Stated goal: Every line below should be repeated exactly.

Records for the task:
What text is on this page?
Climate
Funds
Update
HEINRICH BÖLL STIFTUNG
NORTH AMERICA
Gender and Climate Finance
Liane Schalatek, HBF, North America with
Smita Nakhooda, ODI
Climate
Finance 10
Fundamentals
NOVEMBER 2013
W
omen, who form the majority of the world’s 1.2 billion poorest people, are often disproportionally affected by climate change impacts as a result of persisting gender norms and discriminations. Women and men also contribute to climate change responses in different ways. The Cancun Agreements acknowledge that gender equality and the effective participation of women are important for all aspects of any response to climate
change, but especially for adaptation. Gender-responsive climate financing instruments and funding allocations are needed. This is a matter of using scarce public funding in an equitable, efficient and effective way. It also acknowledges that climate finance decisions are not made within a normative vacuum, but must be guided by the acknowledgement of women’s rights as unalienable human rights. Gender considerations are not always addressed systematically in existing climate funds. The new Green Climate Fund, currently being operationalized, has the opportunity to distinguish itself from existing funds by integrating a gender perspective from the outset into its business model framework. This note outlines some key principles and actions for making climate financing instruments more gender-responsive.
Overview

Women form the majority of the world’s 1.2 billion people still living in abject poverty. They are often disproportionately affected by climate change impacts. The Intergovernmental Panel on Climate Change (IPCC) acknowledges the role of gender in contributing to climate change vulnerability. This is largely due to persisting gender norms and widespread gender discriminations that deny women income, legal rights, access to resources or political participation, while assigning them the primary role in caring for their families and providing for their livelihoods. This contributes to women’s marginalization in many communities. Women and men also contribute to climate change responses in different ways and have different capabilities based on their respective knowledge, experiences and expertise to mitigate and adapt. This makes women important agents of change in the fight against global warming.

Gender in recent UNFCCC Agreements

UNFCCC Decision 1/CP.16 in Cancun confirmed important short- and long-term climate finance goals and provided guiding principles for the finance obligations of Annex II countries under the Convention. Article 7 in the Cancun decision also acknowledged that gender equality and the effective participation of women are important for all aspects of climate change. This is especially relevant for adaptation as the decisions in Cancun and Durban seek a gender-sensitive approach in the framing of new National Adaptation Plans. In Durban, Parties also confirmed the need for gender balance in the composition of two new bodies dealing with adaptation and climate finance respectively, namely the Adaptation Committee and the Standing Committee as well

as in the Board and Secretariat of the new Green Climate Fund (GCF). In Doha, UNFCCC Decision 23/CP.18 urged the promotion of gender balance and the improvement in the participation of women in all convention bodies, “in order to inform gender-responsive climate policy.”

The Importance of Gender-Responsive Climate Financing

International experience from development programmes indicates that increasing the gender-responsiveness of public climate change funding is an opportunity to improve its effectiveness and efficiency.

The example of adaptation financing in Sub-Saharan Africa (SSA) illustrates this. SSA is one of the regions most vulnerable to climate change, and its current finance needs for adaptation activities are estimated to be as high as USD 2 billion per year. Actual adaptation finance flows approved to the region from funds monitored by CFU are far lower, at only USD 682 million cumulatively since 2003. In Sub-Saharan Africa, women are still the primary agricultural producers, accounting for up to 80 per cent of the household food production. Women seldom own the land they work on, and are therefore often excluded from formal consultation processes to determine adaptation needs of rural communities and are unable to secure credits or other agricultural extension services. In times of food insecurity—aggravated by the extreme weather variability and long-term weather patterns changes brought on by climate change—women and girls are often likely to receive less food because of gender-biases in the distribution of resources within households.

Output below:
What text is on this page?
Climate
Funds
Update
HEINRICH BÖLL STIFTUNG
NORTH AMERICA
Gender and Climate Finance
Liane Schalatek, HBF, North America with
Smita Nakhooda, ODI
Climate
Finance 10
Fundamentals
NOVEMBER 2013
W
omen, who form the majority of the world’s 1.2 billion poorest people, are often disproportionally affected by climate change impacts as a result of persisting gender norms and discriminations. Women and men also contribute to climate change responses in different ways. The Cancun Agreements acknowledge that gender equality and the effective participation of women are important for all aspects of any response to climate
change, but especially for adaptation. Gender-responsive climate financing instruments and funding allocations are needed. This is a matter of using scarce public funding in an equitable, efficient and effective way. It also acknowledges that climate finance decisions are not made within a normative vacuum, but must be guided by the acknowledgement of women’s rights as unalienable human rights. Gender considerations are not always addressed systematically in existing climate funds. The new Green Climate Fund, currently being operationalized, has the opportunity to distinguish itself from existing funds by integrating a gender perspective from the outset into its business model framework. This note outlines some key principles and actions for making climate financing instruments more gender-responsive.
Overview

Women form the majority of the world’s 1.2 billion people still living in abject poverty. They are often disproportionately affected by climate change impacts. The Intergovernmental Panel on Climate Change (IPCC) acknowledges the role of gender in contributing to climate change vulnerability. This is largely due to persisting gender norms and widespread gender discriminations that deny women income, legal rights, access to resources or political participation, while assigning them the primary role in caring for their families and providing for their livelihoods. This contributes to women’s marginalization in many communities. Women and men also contribute to climate change responses in different ways and have different capabilities based on their respective knowledge, experiences and expertise to mitigate and adapt. This makes women important agents of change in the fight against global warming.

Gender in recent UNFCCC Agreements

UNFCCC Decision 1/CP.16 in Cancun confirmed important short- and long-term climate finance goals and provided guiding principles for the finance obligations of Annex II countries under the Convention. Article 7 in the Cancun decision also acknowledged that gender equality and the effective participation of women are important for all aspects of climate change. This is especially relevant for adaptation as the decisions in Cancun and Durban seek a gender-sensitive approach in the framing of new National Adaptation Plans. In Durban, Parties also confirmed the need for gender balance in the composition of two new bodies dealing with adaptation and climate finance respectively, namely the Adaptation Committee and the Standing Committee as well

as in the Board and Secretariat of the new Green Climate Fund (GCF). In Doha, UNFCCC Decision 23/CP.18 urged the promotion of gender balance and the improvement in the participation of women in all convention bodies, “in order to inform gender-responsive climate policy.”

The Importance of Gender-Responsive Climate Financing

International experience from development programmes indicates that increasing the gender-responsiveness of public climate change funding is an opportunity to improve its effectiveness and efficiency.

The example of adaptation financing in Sub-Saharan Africa (SSA) illustrates this. SSA is one of the regions most vulnerable to climate change, and its current finance needs for adaptation activities are estimated to be as high as USD 2 billion per year. Actual adaptation finance flows approved to the region from funds monitored by CFU are far lower, at only USD 682 million cumulatively since 2003. In Sub-Saharan Africa, women are still the primary agricultural producers, accounting for up to 80 per cent of the household food production. Women seldom own the land they work on, and are therefore often excluded from formal consultation processes to determine adaptation needs of rural communities and are unable to secure credits or other agricultural extension services. In times of food insecurity—aggravated by the extreme weather variability and long-term weather patterns changes brought on by climate change—women and girls are often likely to receive less food because of gender-biases in the distribution of resources within households.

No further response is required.